Short-term outcomes of stents in obstructive rectal cancer: A systematic review and meta-analysis.

BACKGROUND: With acute obstruction due to rectal or recto-sigmoid cancer, the safety and success of deploying self-expandable metal stents has been controversial. The aim of this systematic review was to synthesize the existing evidence on the outcomes and complication rates of stent placement in these patients.
METHODS: We performed a literature search of PubMed by using appropriate keywords, and manual reference screening of included articles was done. The article screening, data extraction, and quality assessment was done by four independent reviewers. A meta analyses was performed for the main outcome measures: technical and clinical success and complication rates.
RESULTS: We identified 962 articles in the search. After applying inclusion and exclusion criteria, we included 32 articles in the meta-analysis. The pooled technical success rate across 26 studies that reported it was 97% [95% confidence interval (CI): 95%-99%] without evidence of significant heterogeneity (I2 = 0.0%, P = 0.84), and the clinical success rate across 26 studies that reported it was 69% (95% CI: 58%-79%) with evidence of significant heterogeneity (I2 = 81.7%, P < 0.001). The pooled overall complication rate across the 32 studies was 28% (95% CI: 20%-37%) with evidence of significant heterogeneity (I2 = 79.3%, P < 0.001).
CONCLUSION: The use of rectal stents in obstructing rectal or recto-sigmoid tumors seems to be technically feasible. A high rate of technical success, however, does not always translate into clinical success. A considerable complication rate is associated with this approach. Randomized controlled trials are needed to compare the outcomes of rectal stent placement with those of surgery.
○ ○ ○ ○
_Work instructions_:
(A) Answer these questions about the abstract on stents in obstructive rectal cancer:
(i) How many articles did the search identify?
(ii) How many independent reviewers handled article screening, data extraction, and quality assessment?
(iii) What was the pooled overall complication rate across the 32 studies?
(B) Carry on the abstract on stents in obstructive rectal cancer from its final sentence.
The records play no part in this work.

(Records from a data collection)
○ ○ ○ ○
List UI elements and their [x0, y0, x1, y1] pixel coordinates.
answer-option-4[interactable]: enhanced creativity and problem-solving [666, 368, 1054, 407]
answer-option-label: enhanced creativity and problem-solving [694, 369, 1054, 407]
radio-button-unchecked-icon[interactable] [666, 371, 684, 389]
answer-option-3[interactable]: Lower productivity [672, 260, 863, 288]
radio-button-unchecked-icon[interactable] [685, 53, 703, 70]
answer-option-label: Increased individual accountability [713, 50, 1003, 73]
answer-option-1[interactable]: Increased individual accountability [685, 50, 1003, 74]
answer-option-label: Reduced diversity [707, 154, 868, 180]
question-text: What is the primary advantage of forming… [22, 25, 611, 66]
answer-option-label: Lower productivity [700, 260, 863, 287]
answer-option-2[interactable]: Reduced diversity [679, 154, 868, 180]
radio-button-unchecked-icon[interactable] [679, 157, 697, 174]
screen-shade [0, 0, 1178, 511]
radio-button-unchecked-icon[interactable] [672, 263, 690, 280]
○ ○ ○ ○
_Numbered responses_:
(A)
(i) 962 articles
(ii) Four
(iii) 28% (95% CI: 20%-37%)

(B)
INTRODUCTION

Colorectal cancer (CRC) has a heterogenous presentation as a result of the anatomical and functional differences between the right colon, the left colon, and the rectum. Because of these differences, the management approaches and outcomes vary.[1] Intestinal obstruction in CRC commonly presents with lesions on the left side and in the rectosigmoid junction because of the smaller lumen size compared with the right colon[2] and the fact that stool is well formed at this level.[3]

Emergency surgery on obstructed colon cancer can be challenging, with significant morbidity of up to 49% and mortality rates of up to 16%.[4567] Moreover, surgery mostly involves creating a stoma, which has a negative impact on the patient's quality of life and can delay further oncological management.[8] The introduction of self-expandable metallic stents (SEMS) has emerged as a bridge to surgery or palliative treatment for malignant colorectal obstruction. This approach has several advantages over emergency surgery.[910] When used as a bridge to surgery, stenting allows the surgeon to operate on the patient in an elective setting after maximal optimization. It also allows the bowel to decompress and, on relief of the obstruction, to be prepared preoperatively. SEMS increases the chances of the procedure being performed laparoscopically instead of as an open surgery, after the obstruction resolves and the bowel has returned to its normal diameter.[11] Stenting thus allows full preoperative staging and treatment with neoadjuvant therapy if indicated.

The insertion of SEMS to treat obstructing rectal cancers is nonetheless problematic because of rectal irritation, which may lead to anal pain, tenesmus, incontinence, and stent migration and perforation.[910] Available guidelines for stents focus mainly on colonic obstruction and lack specific recommendations on SEMS for the rectum.[1112] This absence of information can be attributed to the sparse data on rectal stents compared to that for colonic stents.[13]

We aimed in this review to synthesize the existing evidence on the outcomes and complication rates of stent placement in patients who present with rectal or recto-sigmoid obstruction due to primary malignant tumors.

METHODS

The PRISMA guideline was followed in conducting this systematic review.[14] The objectives, methods of analysis, inclusion criteria, and outcomes of primary interest were specified in advance and documented in a protocol (HA-02-J-008) registered at the National Committee of Biomedical Ethics (Reference No. 21-18). The protocol was registered and is available for review at http://www.crd.york.ac.uk/PROSPERO/. The registration code is Crd42017069731.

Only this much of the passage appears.